*EXERCISE AIM*.
Reproduce every entry below word for word.

Page element annotations
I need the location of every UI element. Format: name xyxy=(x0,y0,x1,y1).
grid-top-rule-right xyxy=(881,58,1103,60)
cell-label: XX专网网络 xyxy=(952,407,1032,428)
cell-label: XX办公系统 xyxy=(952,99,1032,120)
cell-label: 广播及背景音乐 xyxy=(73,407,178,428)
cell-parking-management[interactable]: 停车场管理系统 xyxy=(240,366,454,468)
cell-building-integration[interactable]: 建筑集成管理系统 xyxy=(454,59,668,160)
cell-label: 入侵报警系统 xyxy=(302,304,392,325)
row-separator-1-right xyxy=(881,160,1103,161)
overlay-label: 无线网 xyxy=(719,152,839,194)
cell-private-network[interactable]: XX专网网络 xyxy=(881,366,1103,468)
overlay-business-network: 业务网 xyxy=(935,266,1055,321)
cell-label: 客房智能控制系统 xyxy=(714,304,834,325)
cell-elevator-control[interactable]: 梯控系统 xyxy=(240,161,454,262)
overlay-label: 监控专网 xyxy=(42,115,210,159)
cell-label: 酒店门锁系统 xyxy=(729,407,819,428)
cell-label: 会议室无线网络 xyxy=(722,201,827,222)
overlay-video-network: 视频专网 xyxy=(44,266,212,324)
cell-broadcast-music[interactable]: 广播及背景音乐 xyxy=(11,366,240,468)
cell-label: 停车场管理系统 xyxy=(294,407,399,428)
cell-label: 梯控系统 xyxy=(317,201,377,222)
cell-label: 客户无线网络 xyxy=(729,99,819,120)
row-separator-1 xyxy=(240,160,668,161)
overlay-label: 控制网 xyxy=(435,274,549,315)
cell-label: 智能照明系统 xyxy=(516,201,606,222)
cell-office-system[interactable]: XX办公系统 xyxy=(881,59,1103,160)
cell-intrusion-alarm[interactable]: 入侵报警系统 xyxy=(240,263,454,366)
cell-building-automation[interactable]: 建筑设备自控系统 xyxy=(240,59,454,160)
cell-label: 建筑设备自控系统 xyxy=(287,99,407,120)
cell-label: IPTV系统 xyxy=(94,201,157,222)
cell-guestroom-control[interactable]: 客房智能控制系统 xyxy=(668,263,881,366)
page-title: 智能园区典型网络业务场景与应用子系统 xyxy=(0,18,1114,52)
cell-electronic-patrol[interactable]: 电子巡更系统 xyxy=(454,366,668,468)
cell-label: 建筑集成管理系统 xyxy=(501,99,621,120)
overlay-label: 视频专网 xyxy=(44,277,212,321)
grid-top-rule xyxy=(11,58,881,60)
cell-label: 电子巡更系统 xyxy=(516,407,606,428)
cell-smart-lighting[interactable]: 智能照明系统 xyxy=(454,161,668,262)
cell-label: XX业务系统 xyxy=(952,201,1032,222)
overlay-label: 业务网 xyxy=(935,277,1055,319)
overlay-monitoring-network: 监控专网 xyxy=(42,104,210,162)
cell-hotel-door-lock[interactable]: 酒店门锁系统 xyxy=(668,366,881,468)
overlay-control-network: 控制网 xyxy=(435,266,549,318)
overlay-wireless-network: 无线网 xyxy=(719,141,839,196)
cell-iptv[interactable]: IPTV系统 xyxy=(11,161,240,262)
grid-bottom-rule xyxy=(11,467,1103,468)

*ANSWER TO THE PROBLEM*.
I need the location of every UI element. Format: name xyxy=(x0,y0,x1,y1).
grid-top-rule-right xyxy=(881,58,1103,60)
cell-label: XX专网网络 xyxy=(952,407,1032,428)
cell-label: XX办公系统 xyxy=(952,99,1032,120)
cell-label: 广播及背景音乐 xyxy=(73,407,178,428)
cell-parking-management[interactable]: 停车场管理系统 xyxy=(240,366,454,468)
cell-building-integration[interactable]: 建筑集成管理系统 xyxy=(454,59,668,160)
cell-label: 入侵报警系统 xyxy=(302,304,392,325)
row-separator-1-right xyxy=(881,160,1103,161)
overlay-label: 无线网 xyxy=(719,152,839,194)
cell-private-network[interactable]: XX专网网络 xyxy=(881,366,1103,468)
overlay-business-network: 业务网 xyxy=(935,266,1055,321)
cell-label: 客房智能控制系统 xyxy=(714,304,834,325)
cell-elevator-control[interactable]: 梯控系统 xyxy=(240,161,454,262)
overlay-label: 监控专网 xyxy=(42,115,210,159)
cell-label: 酒店门锁系统 xyxy=(729,407,819,428)
cell-label: 会议室无线网络 xyxy=(722,201,827,222)
overlay-video-network: 视频专网 xyxy=(44,266,212,324)
cell-broadcast-music[interactable]: 广播及背景音乐 xyxy=(11,366,240,468)
cell-label: 停车场管理系统 xyxy=(294,407,399,428)
cell-label: 梯控系统 xyxy=(317,201,377,222)
cell-label: 客户无线网络 xyxy=(729,99,819,120)
row-separator-1 xyxy=(240,160,668,161)
overlay-label: 控制网 xyxy=(435,274,549,315)
cell-label: 智能照明系统 xyxy=(516,201,606,222)
cell-office-system[interactable]: XX办公系统 xyxy=(881,59,1103,160)
cell-intrusion-alarm[interactable]: 入侵报警系统 xyxy=(240,263,454,366)
cell-building-automation[interactable]: 建筑设备自控系统 xyxy=(240,59,454,160)
cell-label: 建筑设备自控系统 xyxy=(287,99,407,120)
cell-label: IPTV系统 xyxy=(94,201,157,222)
cell-guestroom-control[interactable]: 客房智能控制系统 xyxy=(668,263,881,366)
page-title: 智能园区典型网络业务场景与应用子系统 xyxy=(0,18,1114,52)
cell-electronic-patrol[interactable]: 电子巡更系统 xyxy=(454,366,668,468)
cell-label: 建筑集成管理系统 xyxy=(501,99,621,120)
overlay-label: 视频专网 xyxy=(44,277,212,321)
grid-top-rule xyxy=(11,58,881,60)
cell-label: 电子巡更系统 xyxy=(516,407,606,428)
cell-smart-lighting[interactable]: 智能照明系统 xyxy=(454,161,668,262)
cell-label: XX业务系统 xyxy=(952,201,1032,222)
overlay-label: 业务网 xyxy=(935,277,1055,319)
overlay-monitoring-network: 监控专网 xyxy=(42,104,210,162)
cell-hotel-door-lock[interactable]: 酒店门锁系统 xyxy=(668,366,881,468)
overlay-control-network: 控制网 xyxy=(435,266,549,318)
overlay-wireless-network: 无线网 xyxy=(719,141,839,196)
cell-iptv[interactable]: IPTV系统 xyxy=(11,161,240,262)
grid-bottom-rule xyxy=(11,467,1103,468)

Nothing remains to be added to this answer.